## [INFORMATION PROVIDED]
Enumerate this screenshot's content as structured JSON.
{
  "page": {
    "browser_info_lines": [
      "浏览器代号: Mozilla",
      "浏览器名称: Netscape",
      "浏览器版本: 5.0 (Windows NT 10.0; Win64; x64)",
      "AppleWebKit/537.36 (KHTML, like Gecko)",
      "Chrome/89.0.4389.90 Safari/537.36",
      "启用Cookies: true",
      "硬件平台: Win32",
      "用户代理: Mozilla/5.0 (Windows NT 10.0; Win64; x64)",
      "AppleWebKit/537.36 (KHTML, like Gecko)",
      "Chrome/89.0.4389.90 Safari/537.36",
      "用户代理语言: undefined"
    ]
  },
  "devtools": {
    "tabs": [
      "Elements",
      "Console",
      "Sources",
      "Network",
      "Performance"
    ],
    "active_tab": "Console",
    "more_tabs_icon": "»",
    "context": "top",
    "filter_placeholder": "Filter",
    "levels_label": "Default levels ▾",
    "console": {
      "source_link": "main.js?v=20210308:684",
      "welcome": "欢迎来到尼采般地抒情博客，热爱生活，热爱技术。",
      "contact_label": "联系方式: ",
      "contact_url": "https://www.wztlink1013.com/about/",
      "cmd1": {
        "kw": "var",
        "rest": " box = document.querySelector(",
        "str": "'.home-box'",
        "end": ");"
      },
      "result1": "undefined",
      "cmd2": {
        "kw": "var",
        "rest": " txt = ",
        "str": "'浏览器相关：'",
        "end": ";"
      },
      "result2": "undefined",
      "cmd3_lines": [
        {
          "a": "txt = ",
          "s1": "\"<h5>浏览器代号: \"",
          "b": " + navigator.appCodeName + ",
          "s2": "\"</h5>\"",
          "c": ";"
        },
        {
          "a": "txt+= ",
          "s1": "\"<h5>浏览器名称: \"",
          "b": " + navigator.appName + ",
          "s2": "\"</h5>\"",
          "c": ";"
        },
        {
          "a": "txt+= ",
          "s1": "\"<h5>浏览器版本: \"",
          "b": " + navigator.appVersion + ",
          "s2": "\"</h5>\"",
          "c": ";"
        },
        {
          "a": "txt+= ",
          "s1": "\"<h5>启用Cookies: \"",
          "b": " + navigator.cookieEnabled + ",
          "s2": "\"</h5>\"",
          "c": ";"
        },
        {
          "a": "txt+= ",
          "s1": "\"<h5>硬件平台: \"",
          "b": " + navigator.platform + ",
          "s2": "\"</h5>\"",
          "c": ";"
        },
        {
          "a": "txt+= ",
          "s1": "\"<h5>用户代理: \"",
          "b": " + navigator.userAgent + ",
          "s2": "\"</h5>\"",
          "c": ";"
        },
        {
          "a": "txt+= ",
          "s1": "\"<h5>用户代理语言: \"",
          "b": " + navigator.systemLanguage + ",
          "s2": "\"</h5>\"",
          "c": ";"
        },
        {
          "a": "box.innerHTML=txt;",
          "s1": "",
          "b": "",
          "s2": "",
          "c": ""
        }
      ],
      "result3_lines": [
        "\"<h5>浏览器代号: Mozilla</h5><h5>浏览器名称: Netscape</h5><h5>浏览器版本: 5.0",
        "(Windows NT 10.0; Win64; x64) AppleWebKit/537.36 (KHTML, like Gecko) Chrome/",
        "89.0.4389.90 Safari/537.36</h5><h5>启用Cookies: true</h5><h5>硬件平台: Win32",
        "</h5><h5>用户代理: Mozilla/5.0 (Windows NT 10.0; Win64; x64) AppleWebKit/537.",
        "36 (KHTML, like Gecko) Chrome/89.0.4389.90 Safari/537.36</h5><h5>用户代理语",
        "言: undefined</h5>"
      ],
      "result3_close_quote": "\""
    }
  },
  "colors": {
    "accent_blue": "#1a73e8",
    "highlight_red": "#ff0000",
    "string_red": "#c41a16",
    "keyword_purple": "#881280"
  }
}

## [TO BE DONE]
From the listing above, pick out every line containing "like".

## [TASK OUTPUT]
      "AppleWebKit/537.36 (KHTML, like Gecko)",
      "AppleWebKit/537.36 (KHTML, like Gecko)",
        "(Windows NT 10.0; Win64; x64) AppleWebKit/537.36 (KHTML, like Gecko) Chrome/",
        "36 (KHTML, like Gecko) Chrome/89.0.4389.90 Safari/537.36</h5><h5>用户代理语",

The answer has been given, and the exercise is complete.